**The exercise**
Search the data for the word "back". Reproduce every line where it is found.

**Provided records**

# # # #

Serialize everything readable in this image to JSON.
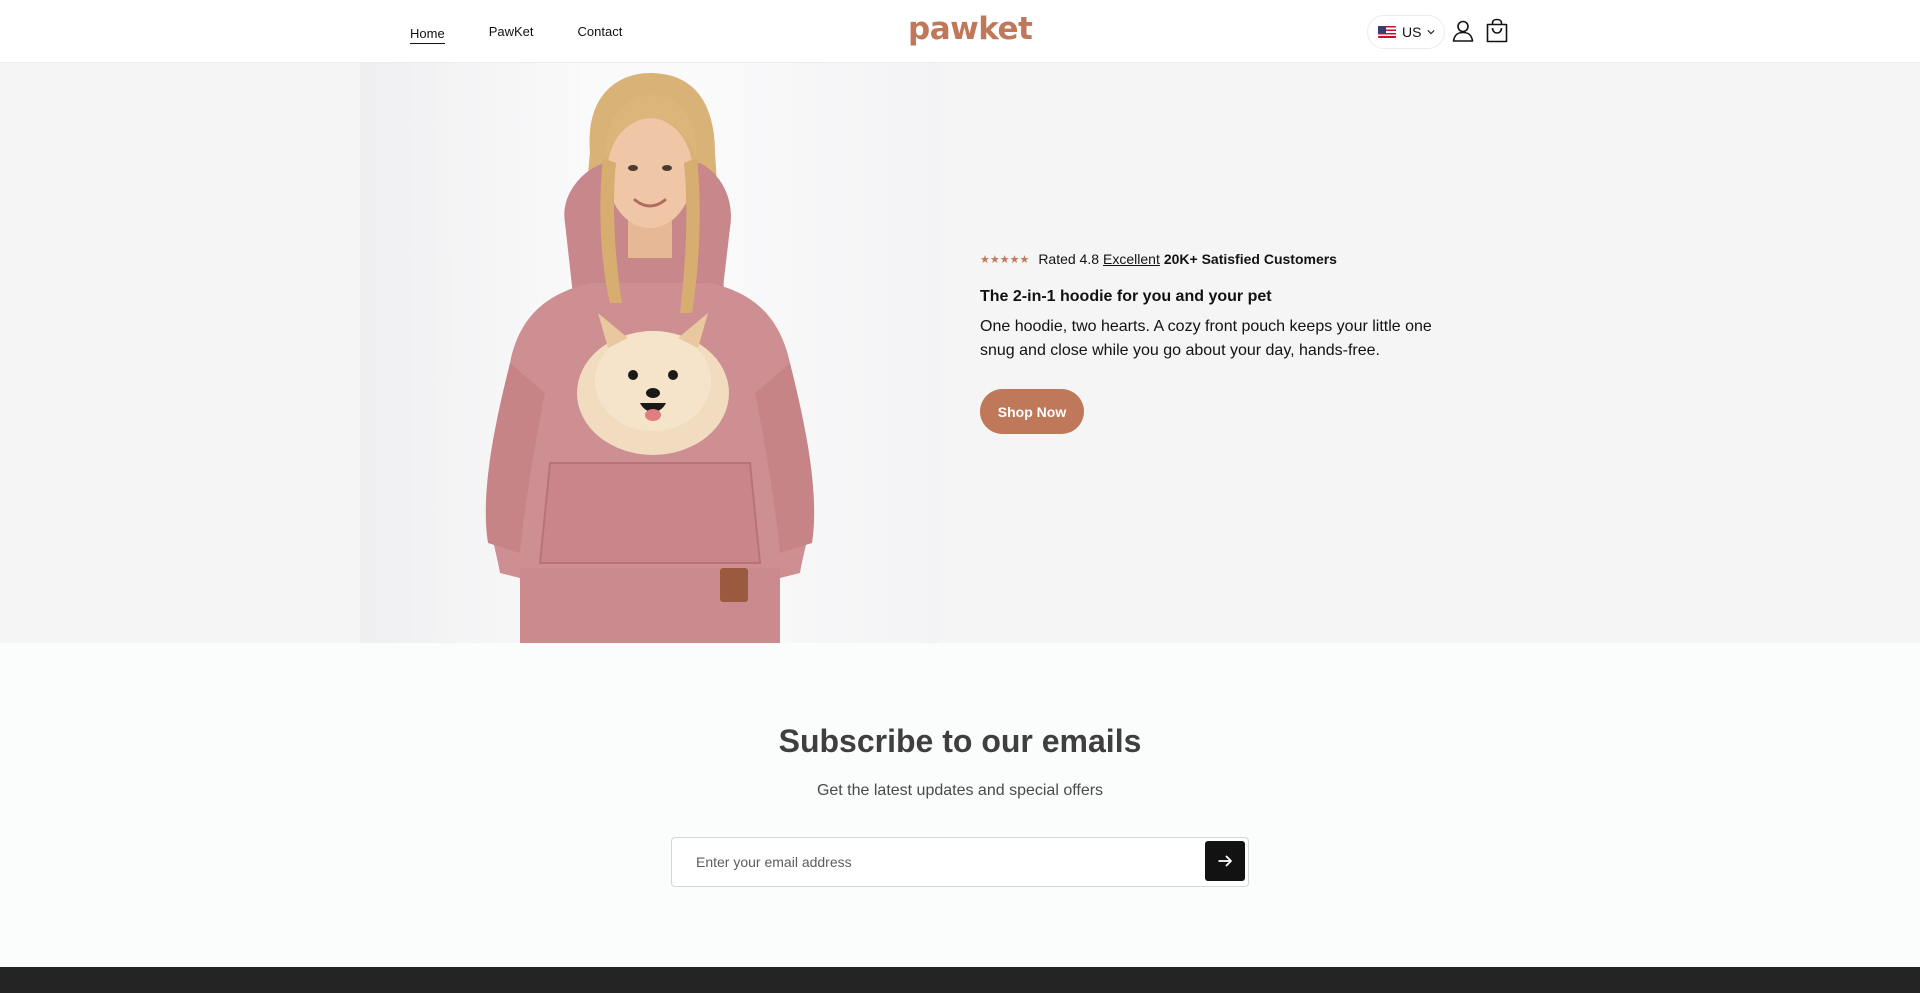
{
  "header": {
    "nav": [
      "Home",
      "PawKet",
      "Contact"
    ],
    "logo": "pawket",
    "country": {
      "code": "US",
      "flag_icon": "us-flag-icon"
    },
    "icons": [
      "account-icon",
      "cart-icon"
    ]
  },
  "hero": {
    "stars": "★★★★★",
    "rating_prefix": "Rated 4.8",
    "rating_link": "Excellent",
    "rating_customers": "20K+ Satisfied Customers",
    "heading": "The 2-in-1 hoodie for you and your pet",
    "description": "One hoodie, two hearts. A cozy front pouch keeps your little one snug and close while you go about your day, hands-free.",
    "cta": "Shop Now"
  },
  "subscribe": {
    "title": "Subscribe to our emails",
    "subtitle": "Get the latest updates and special offers",
    "placeholder": "Enter your email address",
    "submit_icon": "arrow-right-icon"
  },
  "colors": {
    "brand": "#c0785a",
    "hero_bg": "#f5f5f5",
    "footer_bg": "#242424",
    "text": "#121212"
  }
}
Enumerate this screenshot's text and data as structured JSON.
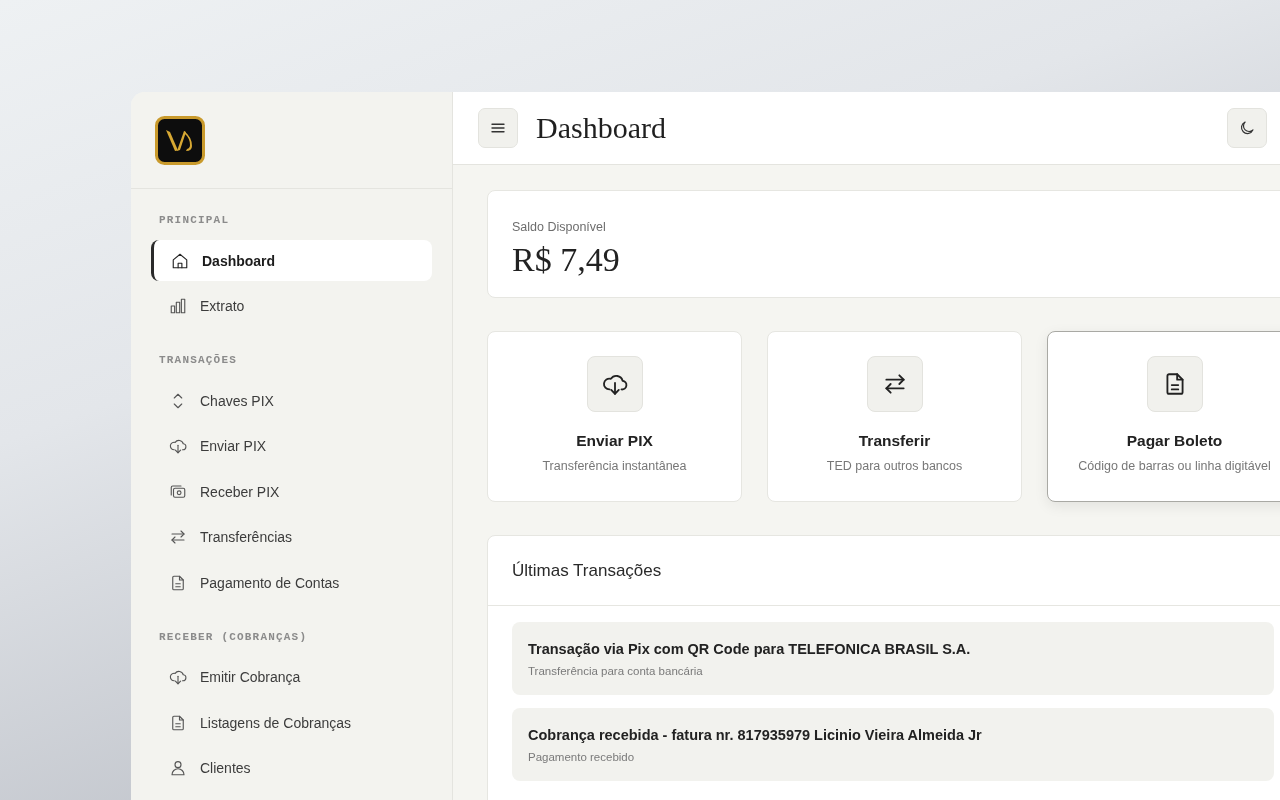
{
  "sidebar": {
    "sections": [
      {
        "title": "PRINCIPAL",
        "items": [
          {
            "label": "Dashboard",
            "selected": true
          },
          {
            "label": "Extrato",
            "selected": false
          }
        ]
      },
      {
        "title": "TRANSAÇÕES",
        "items": [
          {
            "label": "Chaves PIX",
            "selected": false
          },
          {
            "label": "Enviar PIX",
            "selected": false
          },
          {
            "label": "Receber PIX",
            "selected": false
          },
          {
            "label": "Transferências",
            "selected": false
          },
          {
            "label": "Pagamento de Contas",
            "selected": false
          }
        ]
      },
      {
        "title": "RECEBER (COBRANÇAS)",
        "items": [
          {
            "label": "Emitir Cobrança",
            "selected": false
          },
          {
            "label": "Listagens de Cobranças",
            "selected": false
          },
          {
            "label": "Clientes",
            "selected": false
          }
        ]
      }
    ]
  },
  "header": {
    "title": "Dashboard"
  },
  "balance": {
    "label": "Saldo Disponível",
    "amount": "R$ 7,49"
  },
  "actions": [
    {
      "title": "Enviar PIX",
      "subtitle": "Transferência instantânea",
      "highlighted": false
    },
    {
      "title": "Transferir",
      "subtitle": "TED para outros bancos",
      "highlighted": false
    },
    {
      "title": "Pagar Boleto",
      "subtitle": "Código de barras ou linha digitável",
      "highlighted": true
    }
  ],
  "transactions": {
    "title": "Últimas Transações",
    "items": [
      {
        "title": "Transação via Pix com QR Code para TELEFONICA BRASIL S.A.",
        "subtitle": "Transferência para conta bancária"
      },
      {
        "title": "Cobrança recebida - fatura nr. 817935979 Licinio Vieira Almeida Jr",
        "subtitle": "Pagamento recebido"
      }
    ]
  }
}
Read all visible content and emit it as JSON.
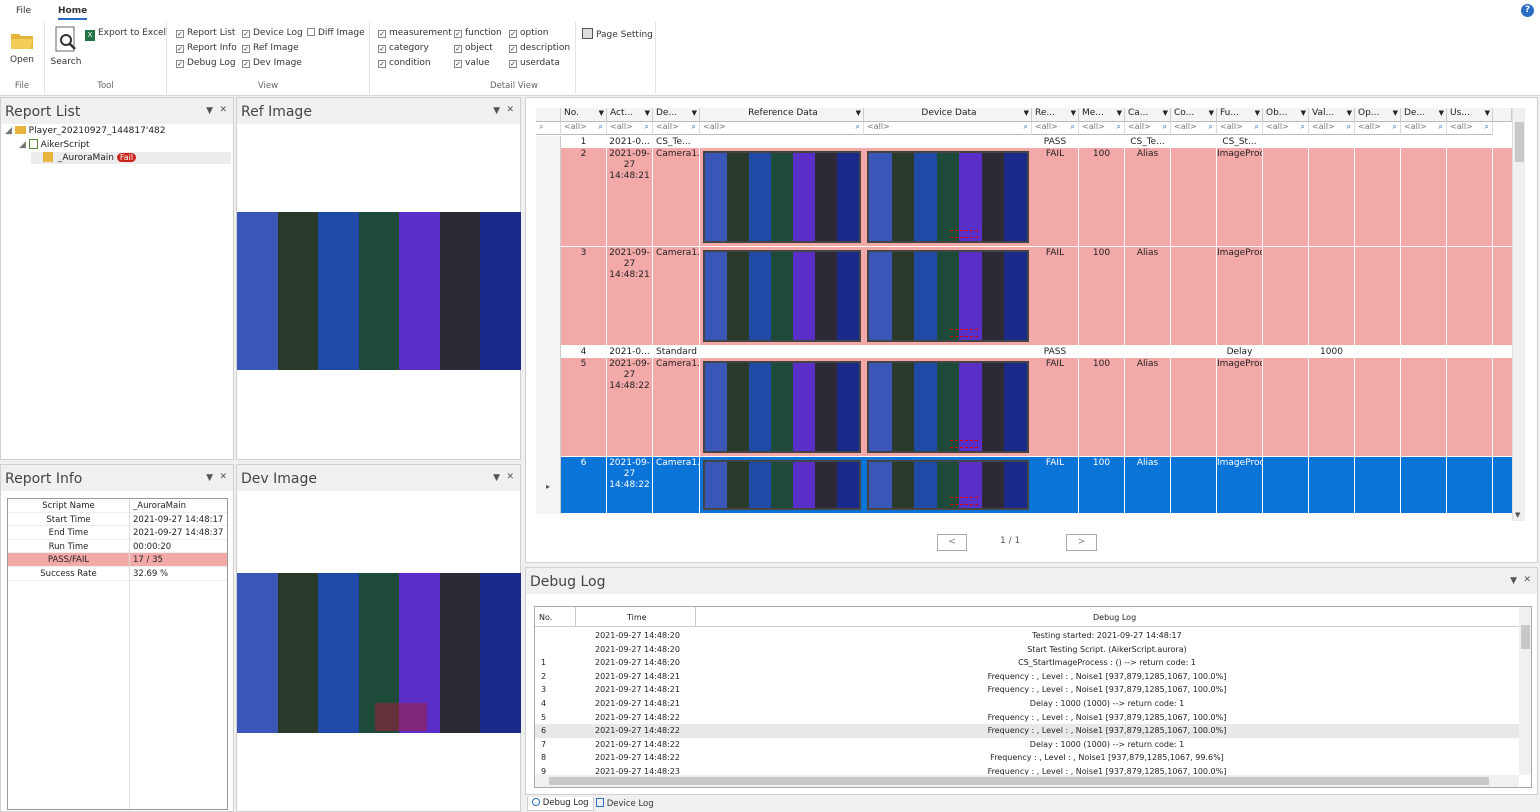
{
  "ribbon": {
    "tabs": [
      "File",
      "Home"
    ],
    "help": "?",
    "file_group": {
      "open_label": "Open",
      "group_label": "File"
    },
    "tool_group": {
      "search_label": "Search",
      "export_label": "Export to Excel",
      "group_label": "Tool"
    },
    "view_group": {
      "items": [
        "Report List",
        "Device Log",
        "Diff Image",
        "Report Info",
        "Ref Image",
        "Debug Log",
        "Dev Image"
      ],
      "checked": [
        true,
        true,
        false,
        true,
        true,
        true,
        true
      ],
      "group_label": "View"
    },
    "detail_group": {
      "items": [
        "measurement",
        "function",
        "option",
        "category",
        "object",
        "description",
        "condition",
        "value",
        "userdata"
      ],
      "group_label": "Detail View"
    },
    "page_setting_label": "Page Setting"
  },
  "report_list": {
    "title": "Report List",
    "tree": {
      "root": "Player_20210927_144817'482",
      "child": "AikerScript",
      "leaf": "_AuroraMain",
      "badge": "Fail"
    }
  },
  "ref_image": {
    "title": "Ref Image"
  },
  "dev_image": {
    "title": "Dev Image"
  },
  "report_info": {
    "title": "Report Info",
    "rows": [
      {
        "k": "Script Name",
        "v": "_AuroraMain"
      },
      {
        "k": "Start Time",
        "v": "2021-09-27 14:48:17"
      },
      {
        "k": "End Time",
        "v": "2021-09-27 14:48:37"
      },
      {
        "k": "Run Time",
        "v": "00:00:20"
      },
      {
        "k": "PASS/FAIL",
        "v": "17 / 35"
      },
      {
        "k": "Success Rate",
        "v": "32.69 %"
      }
    ]
  },
  "grid": {
    "headers": [
      "No.",
      "Act...",
      "De...",
      "Reference Data",
      "Device Data",
      "Re...",
      "Me...",
      "Ca...",
      "Co...",
      "Fu...",
      "Ob...",
      "Val...",
      "Op...",
      "De...",
      "Us..."
    ],
    "filter_all": "<all>",
    "rows": [
      {
        "no": "1",
        "act": "2021-0...",
        "de": "CS_Te...",
        "re": "PASS",
        "me": "",
        "ca": "CS_Te...",
        "fu": "CS_St...",
        "val": "",
        "status": "pass"
      },
      {
        "no": "2",
        "act": "2021-09-27 14:48:21",
        "de": "Camera1.dll",
        "re": "FAIL",
        "me": "100",
        "ca": "Alias",
        "fu": "ImageProcess",
        "val": "",
        "status": "fail"
      },
      {
        "no": "3",
        "act": "2021-09-27 14:48:21",
        "de": "Camera1.dll",
        "re": "FAIL",
        "me": "100",
        "ca": "Alias",
        "fu": "ImageProcess",
        "val": "",
        "status": "fail"
      },
      {
        "no": "4",
        "act": "2021-0...",
        "de": "Standard",
        "re": "PASS",
        "me": "",
        "ca": "",
        "fu": "Delay",
        "val": "1000",
        "status": "pass"
      },
      {
        "no": "5",
        "act": "2021-09-27 14:48:22",
        "de": "Camera1.dll",
        "re": "FAIL",
        "me": "100",
        "ca": "Alias",
        "fu": "ImageProcess",
        "val": "",
        "status": "fail"
      },
      {
        "no": "6",
        "act": "2021-09-27 14:48:22",
        "de": "Camera1.dll",
        "re": "FAIL",
        "me": "100",
        "ca": "Alias",
        "fu": "ImageProcess",
        "val": "",
        "status": "selected"
      }
    ],
    "pager": {
      "prev": "<",
      "page": "1 / 1",
      "next": ">"
    }
  },
  "debug_log": {
    "title": "Debug Log",
    "col_no": "No.",
    "col_time": "Time",
    "col_log": "Debug Log",
    "rows": [
      {
        "no": "",
        "time": "2021-09-27 14:48:20",
        "log": "Testing started: 2021-09-27 14:48:17"
      },
      {
        "no": "",
        "time": "2021-09-27 14:48:20",
        "log": "Start Testing Script. (AikerScript.aurora)"
      },
      {
        "no": "1",
        "time": "2021-09-27 14:48:20",
        "log": "CS_StartImageProcess : () --> return code: 1"
      },
      {
        "no": "2",
        "time": "2021-09-27 14:48:21",
        "log": "Frequency : , Level : , Noise1 [937,879,1285,1067, 100.0%]"
      },
      {
        "no": "3",
        "time": "2021-09-27 14:48:21",
        "log": "Frequency : , Level : , Noise1 [937,879,1285,1067, 100.0%]"
      },
      {
        "no": "4",
        "time": "2021-09-27 14:48:21",
        "log": "Delay : 1000 (1000) --> return code: 1"
      },
      {
        "no": "5",
        "time": "2021-09-27 14:48:22",
        "log": "Frequency : , Level : , Noise1 [937,879,1285,1067, 100.0%]"
      },
      {
        "no": "6",
        "time": "2021-09-27 14:48:22",
        "log": "Frequency : , Level : , Noise1 [937,879,1285,1067, 100.0%]"
      },
      {
        "no": "7",
        "time": "2021-09-27 14:48:22",
        "log": "Delay : 1000 (1000) --> return code: 1"
      },
      {
        "no": "8",
        "time": "2021-09-27 14:48:22",
        "log": "Frequency : , Level : , Noise1 [937,879,1285,1067, 99.6%]"
      },
      {
        "no": "9",
        "time": "2021-09-27 14:48:23",
        "log": "Frequency : , Level : , Noise1 [937,879,1285,1067, 100.0%]"
      }
    ],
    "tabs": [
      "Debug Log",
      "Device Log"
    ]
  },
  "colors": {
    "fail_row": "#f4a9a9",
    "selected_row": "#0a74d8",
    "accent": "#2b6cc4",
    "stripes": [
      "#3a57b8",
      "#2a3a2a",
      "#1f4aa6",
      "#1e4a3a",
      "#5a2fc8",
      "#2e2a35",
      "#1a2a8a"
    ]
  }
}
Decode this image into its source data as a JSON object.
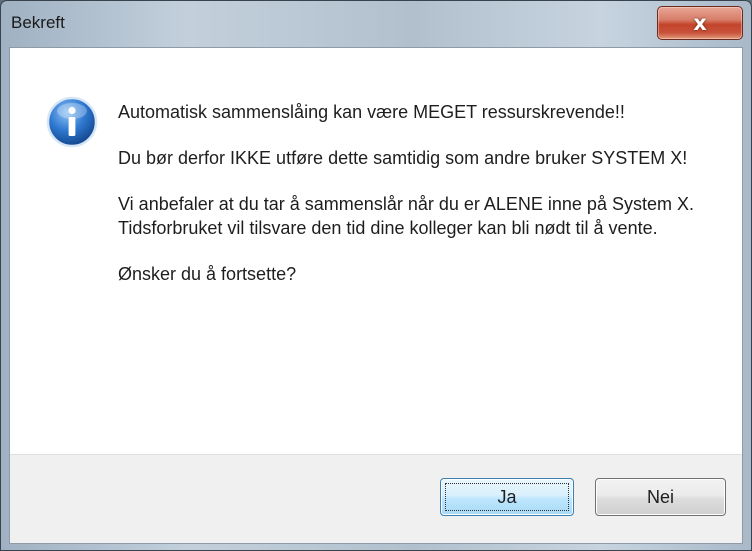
{
  "window": {
    "title": "Bekreft",
    "close_glyph": "x"
  },
  "dialog": {
    "icon": "info-icon",
    "message": [
      "Automatisk sammenslåing kan være MEGET ressurskrevende!!",
      "Du bør derfor IKKE utføre dette samtidig som andre bruker SYSTEM X!",
      "Vi anbefaler at du tar å sammenslår når du er ALENE inne på System X. Tidsforbruket vil tilsvare den tid dine kolleger kan bli nødt til å vente.",
      "Ønsker du å fortsette?"
    ]
  },
  "buttons": {
    "yes_label": "Ja",
    "no_label": "Nei"
  },
  "colors": {
    "accent": "#3c7fb1",
    "close_red": "#c2452a",
    "info_blue": "#1d5fb0"
  }
}
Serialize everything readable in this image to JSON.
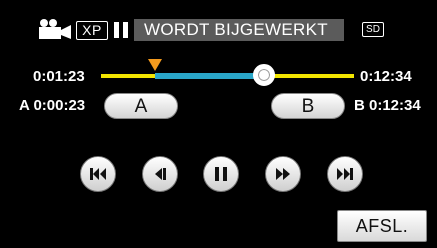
{
  "header": {
    "camera_icon": "video-camera-icon",
    "quality": "XP",
    "status_icon": "pause-icon",
    "status_text": "WORDT BIJGEWERKT",
    "media": "SD"
  },
  "timeline": {
    "current_time": "0:01:23",
    "total_time": "0:12:34",
    "marker_icon": "playhead-marker-icon",
    "knob_icon": "slider-knob-icon",
    "track_color": "#f2e500",
    "selection_color": "#2aa6c8"
  },
  "ab": {
    "a_label": "A 0:00:23",
    "a_button": "A",
    "b_label": "B 0:12:34",
    "b_button": "B"
  },
  "controls": [
    {
      "name": "skip-previous",
      "icon": "skip-previous-icon"
    },
    {
      "name": "frame-back",
      "icon": "frame-back-icon"
    },
    {
      "name": "pause",
      "icon": "pause-icon"
    },
    {
      "name": "fast-forward",
      "icon": "fast-forward-icon"
    },
    {
      "name": "skip-next",
      "icon": "skip-next-icon"
    }
  ],
  "footer": {
    "exit_button": "AFSL."
  }
}
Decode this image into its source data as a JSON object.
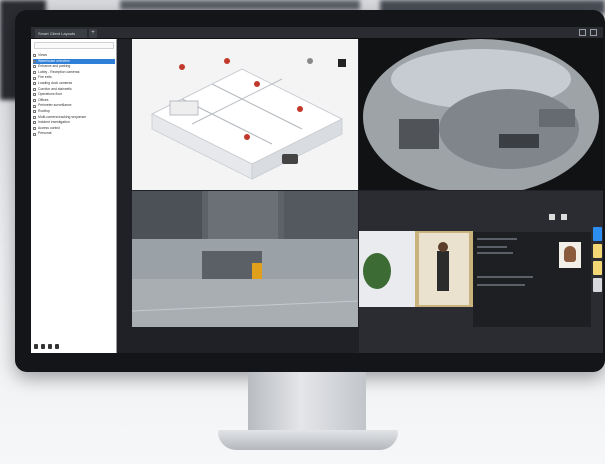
{
  "app": {
    "tab_label": "Smart Client Layouts",
    "tab_add": "+"
  },
  "sidebar": {
    "search_placeholder": "",
    "items": [
      {
        "label": "Views"
      },
      {
        "label": "Warehouse overview",
        "selected": true
      },
      {
        "label": "Entrance and parking"
      },
      {
        "label": "Lobby - Reception cameras"
      },
      {
        "label": "Fire exits"
      },
      {
        "label": "Loading dock cameras"
      },
      {
        "label": "Corridor and stairwells"
      },
      {
        "label": "Operations floor"
      },
      {
        "label": "Offices"
      },
      {
        "label": "Perimeter surveillance"
      },
      {
        "label": "Rooftop"
      },
      {
        "label": "Multi-camera tracking sequence"
      },
      {
        "label": "Incident investigation"
      },
      {
        "label": "Access control"
      },
      {
        "label": "Personal"
      }
    ]
  },
  "colors": {
    "accent": "#2f7fd6",
    "rail_blue": "#2b8ef0",
    "rail_yellow": "#f3d774",
    "rail_gray": "#d7d9dc"
  },
  "icons": {
    "rail": [
      "map-pin-icon",
      "alarm-icon",
      "light-icon",
      "more-icon"
    ],
    "footer": [
      "add-icon",
      "edit-icon",
      "delete-icon",
      "settings-icon"
    ]
  }
}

# # # #

**Response to this task**
      "name": "frame-back",
      "icon": "frame-back-icon"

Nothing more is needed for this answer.